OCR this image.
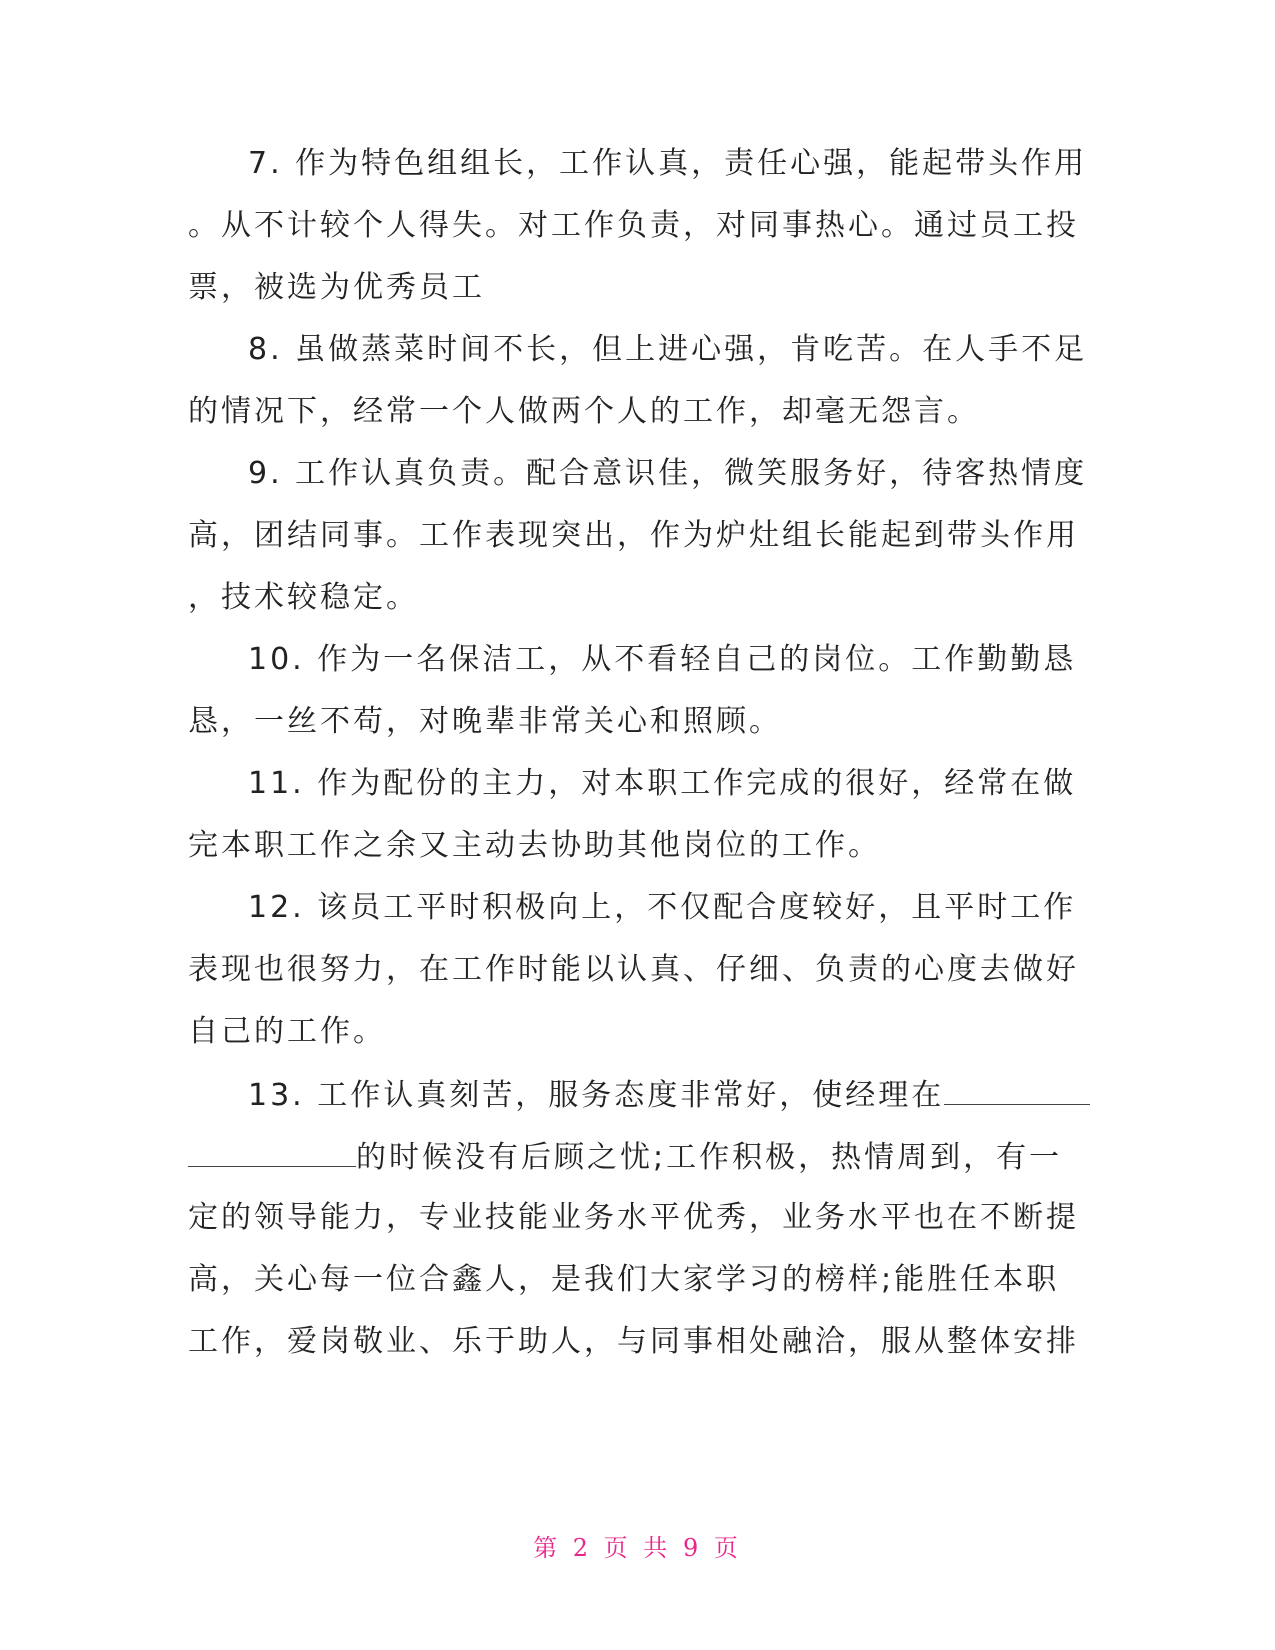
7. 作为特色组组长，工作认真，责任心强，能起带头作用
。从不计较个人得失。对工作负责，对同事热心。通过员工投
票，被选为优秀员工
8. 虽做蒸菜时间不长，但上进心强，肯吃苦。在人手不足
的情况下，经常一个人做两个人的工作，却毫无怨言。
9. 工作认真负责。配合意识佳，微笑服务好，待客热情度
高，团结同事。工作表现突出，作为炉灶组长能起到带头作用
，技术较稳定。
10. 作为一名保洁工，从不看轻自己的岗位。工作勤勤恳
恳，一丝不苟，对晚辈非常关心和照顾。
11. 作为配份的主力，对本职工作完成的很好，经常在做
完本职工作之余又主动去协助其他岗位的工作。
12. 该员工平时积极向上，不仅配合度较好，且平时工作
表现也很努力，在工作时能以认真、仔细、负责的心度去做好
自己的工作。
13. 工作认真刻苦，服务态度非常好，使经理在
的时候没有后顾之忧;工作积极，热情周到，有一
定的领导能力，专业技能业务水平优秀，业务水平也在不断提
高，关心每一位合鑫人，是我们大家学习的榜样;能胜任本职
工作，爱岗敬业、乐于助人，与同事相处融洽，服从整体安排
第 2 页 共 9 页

++++

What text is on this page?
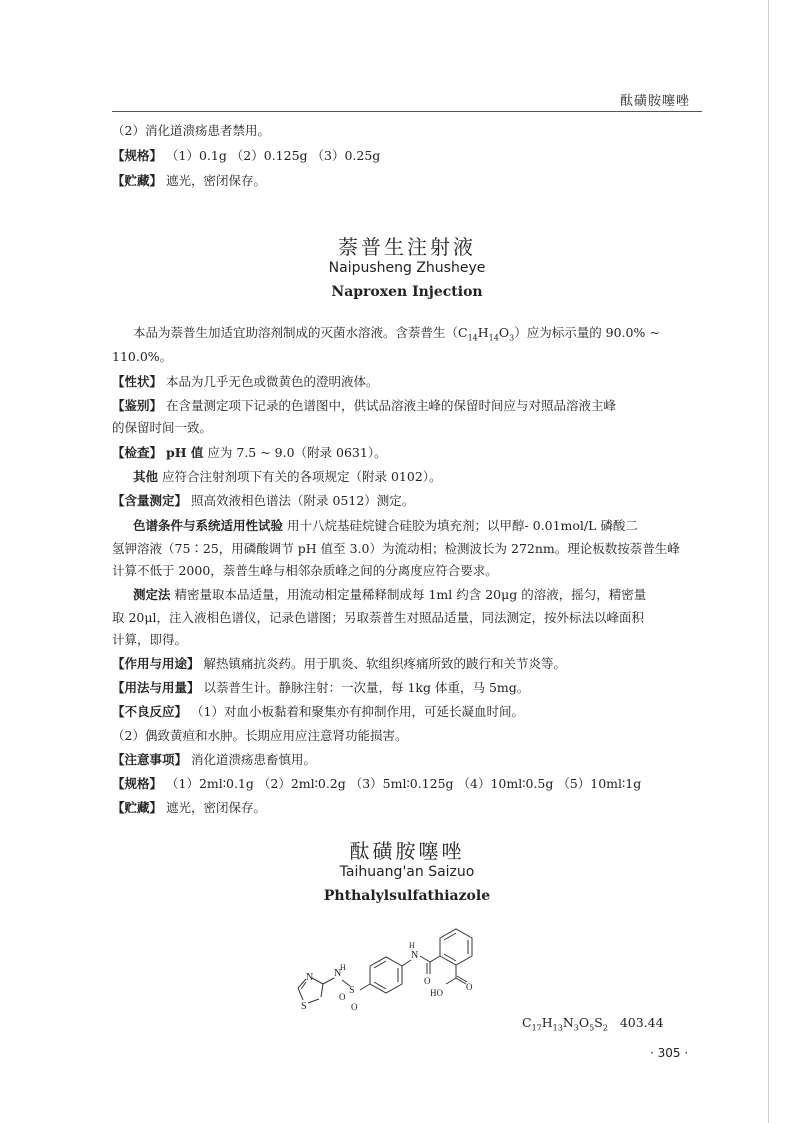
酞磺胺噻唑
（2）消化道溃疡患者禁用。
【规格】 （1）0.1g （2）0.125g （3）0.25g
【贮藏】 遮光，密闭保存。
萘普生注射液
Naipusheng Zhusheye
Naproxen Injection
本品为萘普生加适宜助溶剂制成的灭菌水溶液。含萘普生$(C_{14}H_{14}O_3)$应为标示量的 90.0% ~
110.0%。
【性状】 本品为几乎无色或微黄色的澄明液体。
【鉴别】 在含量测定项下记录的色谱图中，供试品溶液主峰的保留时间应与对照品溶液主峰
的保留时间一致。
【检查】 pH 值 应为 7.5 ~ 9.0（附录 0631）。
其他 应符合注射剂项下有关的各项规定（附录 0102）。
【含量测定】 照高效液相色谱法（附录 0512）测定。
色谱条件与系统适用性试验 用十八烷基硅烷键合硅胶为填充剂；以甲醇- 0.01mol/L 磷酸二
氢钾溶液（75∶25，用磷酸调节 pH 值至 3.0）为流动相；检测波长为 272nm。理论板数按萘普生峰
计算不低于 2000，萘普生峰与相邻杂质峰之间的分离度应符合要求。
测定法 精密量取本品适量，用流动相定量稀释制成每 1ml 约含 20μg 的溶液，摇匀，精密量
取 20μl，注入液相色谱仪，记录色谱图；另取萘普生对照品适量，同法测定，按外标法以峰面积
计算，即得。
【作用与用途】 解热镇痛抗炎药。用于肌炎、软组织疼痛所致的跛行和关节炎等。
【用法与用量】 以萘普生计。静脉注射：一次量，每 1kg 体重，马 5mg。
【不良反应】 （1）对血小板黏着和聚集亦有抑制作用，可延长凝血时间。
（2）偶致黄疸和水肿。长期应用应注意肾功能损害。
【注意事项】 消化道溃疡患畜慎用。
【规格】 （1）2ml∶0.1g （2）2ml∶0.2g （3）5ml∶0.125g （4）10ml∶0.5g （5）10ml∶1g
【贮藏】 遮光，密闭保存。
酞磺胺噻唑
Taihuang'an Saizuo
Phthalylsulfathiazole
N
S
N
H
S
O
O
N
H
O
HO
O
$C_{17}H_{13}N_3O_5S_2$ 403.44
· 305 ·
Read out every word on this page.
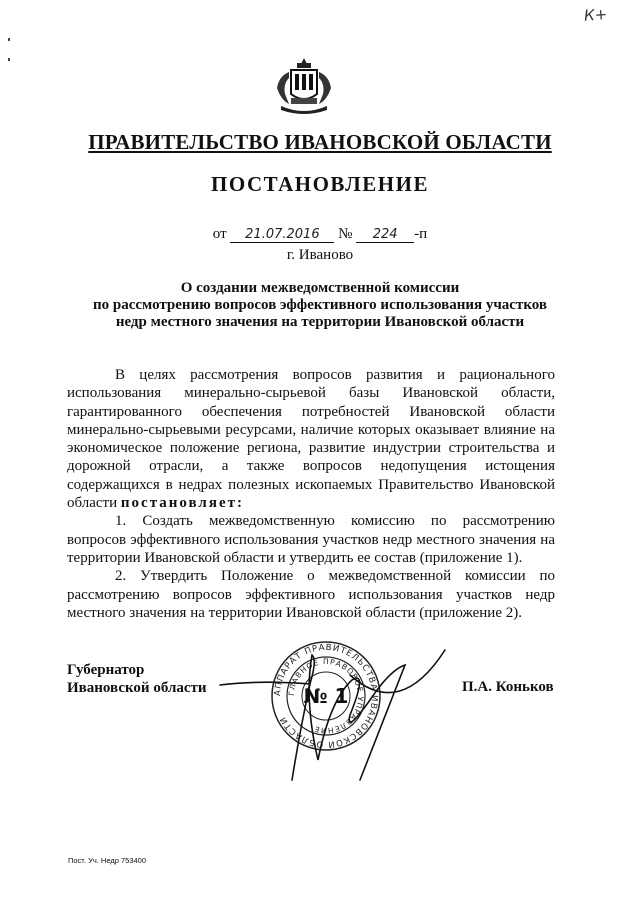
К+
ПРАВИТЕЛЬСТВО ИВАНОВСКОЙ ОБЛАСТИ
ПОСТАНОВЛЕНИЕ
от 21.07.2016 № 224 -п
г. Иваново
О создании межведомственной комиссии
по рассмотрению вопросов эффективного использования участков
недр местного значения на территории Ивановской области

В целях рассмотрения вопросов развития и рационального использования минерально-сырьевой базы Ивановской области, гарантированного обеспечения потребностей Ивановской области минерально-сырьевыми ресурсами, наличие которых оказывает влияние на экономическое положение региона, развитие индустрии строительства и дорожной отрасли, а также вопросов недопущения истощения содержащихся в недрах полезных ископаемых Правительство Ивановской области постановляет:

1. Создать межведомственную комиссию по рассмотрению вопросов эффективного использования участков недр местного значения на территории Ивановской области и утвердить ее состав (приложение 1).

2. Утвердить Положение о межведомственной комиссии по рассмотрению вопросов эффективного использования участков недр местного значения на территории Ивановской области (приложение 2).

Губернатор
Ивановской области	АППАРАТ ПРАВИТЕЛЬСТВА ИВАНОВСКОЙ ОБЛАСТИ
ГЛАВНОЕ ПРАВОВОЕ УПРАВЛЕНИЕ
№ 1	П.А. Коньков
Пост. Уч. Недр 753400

++++

* **WHAT YOU HAVE TO DO**
Find the word "вопросов" and list each line it appears in.

* **PROBLEM SOLUTION**
по рассмотрению вопросов эффективного использования участков
В целях рассмотрения вопросов развития и рационального использования минерально-сырьевой базы Ивановской области, гарантированного обеспечения потребностей Ивановской области минерально-сырьевыми ресурсами, наличие которых оказывает влияние на экономическое положение региона, развитие индустрии строительства и дорожной отрасли, а также вопросов недопущения истощения содержащихся в недрах полезных ископаемых Правительство Ивановской области постановляет:
1. Создать межведомственную комиссию по рассмотрению вопросов эффективного использования участков недр местного значения на территории Ивановской области и утвердить ее состав (приложение 1).
2. Утвердить Положение о межведомственной комиссии по рассмотрению вопросов эффективного использования участков недр местного значения на территории Ивановской области (приложение 2).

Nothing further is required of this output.